*** EXERCISE INPUT ***
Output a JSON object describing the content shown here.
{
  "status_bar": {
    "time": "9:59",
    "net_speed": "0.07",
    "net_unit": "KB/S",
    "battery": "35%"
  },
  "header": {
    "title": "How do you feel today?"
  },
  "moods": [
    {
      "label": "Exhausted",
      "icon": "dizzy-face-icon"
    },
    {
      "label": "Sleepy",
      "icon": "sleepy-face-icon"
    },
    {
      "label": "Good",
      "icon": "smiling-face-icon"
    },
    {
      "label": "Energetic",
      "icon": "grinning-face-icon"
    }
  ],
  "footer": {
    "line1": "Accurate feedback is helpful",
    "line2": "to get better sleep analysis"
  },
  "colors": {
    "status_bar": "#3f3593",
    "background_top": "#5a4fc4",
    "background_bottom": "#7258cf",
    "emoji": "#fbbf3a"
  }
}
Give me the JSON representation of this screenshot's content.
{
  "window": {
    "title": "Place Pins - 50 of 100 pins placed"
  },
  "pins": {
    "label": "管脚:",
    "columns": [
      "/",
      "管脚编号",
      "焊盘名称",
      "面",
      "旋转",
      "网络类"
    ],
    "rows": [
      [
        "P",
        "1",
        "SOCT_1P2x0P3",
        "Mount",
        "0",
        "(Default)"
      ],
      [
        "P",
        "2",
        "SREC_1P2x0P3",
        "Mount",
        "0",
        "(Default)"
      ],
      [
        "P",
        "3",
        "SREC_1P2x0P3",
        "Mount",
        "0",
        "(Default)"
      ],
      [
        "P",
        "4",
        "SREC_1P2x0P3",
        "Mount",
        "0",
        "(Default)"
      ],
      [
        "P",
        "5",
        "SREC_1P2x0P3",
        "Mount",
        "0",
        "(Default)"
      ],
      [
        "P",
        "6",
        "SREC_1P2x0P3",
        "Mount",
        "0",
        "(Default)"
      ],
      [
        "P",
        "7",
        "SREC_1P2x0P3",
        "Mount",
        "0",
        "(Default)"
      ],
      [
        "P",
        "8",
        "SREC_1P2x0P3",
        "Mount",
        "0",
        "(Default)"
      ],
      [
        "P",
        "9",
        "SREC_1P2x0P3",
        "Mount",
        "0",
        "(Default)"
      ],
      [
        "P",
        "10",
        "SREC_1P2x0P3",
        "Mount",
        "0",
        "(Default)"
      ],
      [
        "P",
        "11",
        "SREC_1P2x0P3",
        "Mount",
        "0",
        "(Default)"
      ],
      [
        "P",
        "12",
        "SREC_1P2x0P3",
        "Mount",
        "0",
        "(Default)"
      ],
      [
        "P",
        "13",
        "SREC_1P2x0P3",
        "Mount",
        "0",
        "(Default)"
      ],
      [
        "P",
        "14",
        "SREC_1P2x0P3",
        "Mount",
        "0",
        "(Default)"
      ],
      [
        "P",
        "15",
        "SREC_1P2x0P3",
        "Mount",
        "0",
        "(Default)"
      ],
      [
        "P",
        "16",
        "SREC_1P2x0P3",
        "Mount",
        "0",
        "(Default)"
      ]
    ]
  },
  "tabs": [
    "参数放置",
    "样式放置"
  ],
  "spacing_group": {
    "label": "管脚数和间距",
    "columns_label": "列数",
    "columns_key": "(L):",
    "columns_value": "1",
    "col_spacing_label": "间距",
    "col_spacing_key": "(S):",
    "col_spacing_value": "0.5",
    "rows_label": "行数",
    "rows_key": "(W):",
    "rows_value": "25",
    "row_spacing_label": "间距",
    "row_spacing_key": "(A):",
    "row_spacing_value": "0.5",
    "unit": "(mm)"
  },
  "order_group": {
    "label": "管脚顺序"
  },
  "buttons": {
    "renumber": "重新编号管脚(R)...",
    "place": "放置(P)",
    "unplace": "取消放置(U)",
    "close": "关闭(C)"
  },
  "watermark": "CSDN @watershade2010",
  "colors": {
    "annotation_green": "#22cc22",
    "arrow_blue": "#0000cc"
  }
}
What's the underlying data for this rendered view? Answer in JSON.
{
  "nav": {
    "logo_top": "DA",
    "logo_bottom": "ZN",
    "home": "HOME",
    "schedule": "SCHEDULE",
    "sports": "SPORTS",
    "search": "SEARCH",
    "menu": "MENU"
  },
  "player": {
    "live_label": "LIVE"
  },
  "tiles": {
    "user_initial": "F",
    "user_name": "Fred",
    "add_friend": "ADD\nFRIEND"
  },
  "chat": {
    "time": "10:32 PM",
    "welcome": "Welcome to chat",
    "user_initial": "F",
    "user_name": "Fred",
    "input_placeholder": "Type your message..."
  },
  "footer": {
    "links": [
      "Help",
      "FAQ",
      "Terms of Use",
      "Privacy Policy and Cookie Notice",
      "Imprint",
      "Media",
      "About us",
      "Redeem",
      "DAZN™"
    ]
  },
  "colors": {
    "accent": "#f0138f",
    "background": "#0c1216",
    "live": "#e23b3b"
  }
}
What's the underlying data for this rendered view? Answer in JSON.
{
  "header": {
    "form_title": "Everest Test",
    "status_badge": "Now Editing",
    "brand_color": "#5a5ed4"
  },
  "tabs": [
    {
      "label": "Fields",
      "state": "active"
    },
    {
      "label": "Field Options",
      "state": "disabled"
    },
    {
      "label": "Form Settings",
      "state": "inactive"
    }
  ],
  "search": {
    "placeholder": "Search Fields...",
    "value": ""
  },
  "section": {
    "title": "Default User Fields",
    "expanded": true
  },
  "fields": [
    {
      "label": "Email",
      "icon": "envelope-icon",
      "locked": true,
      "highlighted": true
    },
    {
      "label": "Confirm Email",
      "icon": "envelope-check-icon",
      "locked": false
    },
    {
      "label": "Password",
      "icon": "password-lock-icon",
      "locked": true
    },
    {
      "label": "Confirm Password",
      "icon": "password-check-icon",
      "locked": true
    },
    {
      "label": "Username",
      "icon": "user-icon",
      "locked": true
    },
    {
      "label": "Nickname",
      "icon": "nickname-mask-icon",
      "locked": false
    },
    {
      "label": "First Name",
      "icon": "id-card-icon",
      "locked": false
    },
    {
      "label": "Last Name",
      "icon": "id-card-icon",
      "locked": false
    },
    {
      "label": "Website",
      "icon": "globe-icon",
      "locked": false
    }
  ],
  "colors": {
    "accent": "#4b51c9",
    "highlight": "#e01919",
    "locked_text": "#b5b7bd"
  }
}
***
Search the listing for the string "Confirm". Copy each line where it turns up.

* RIGHT ANSWER
      "label": "Confirm Email",
      "label": "Confirm Password",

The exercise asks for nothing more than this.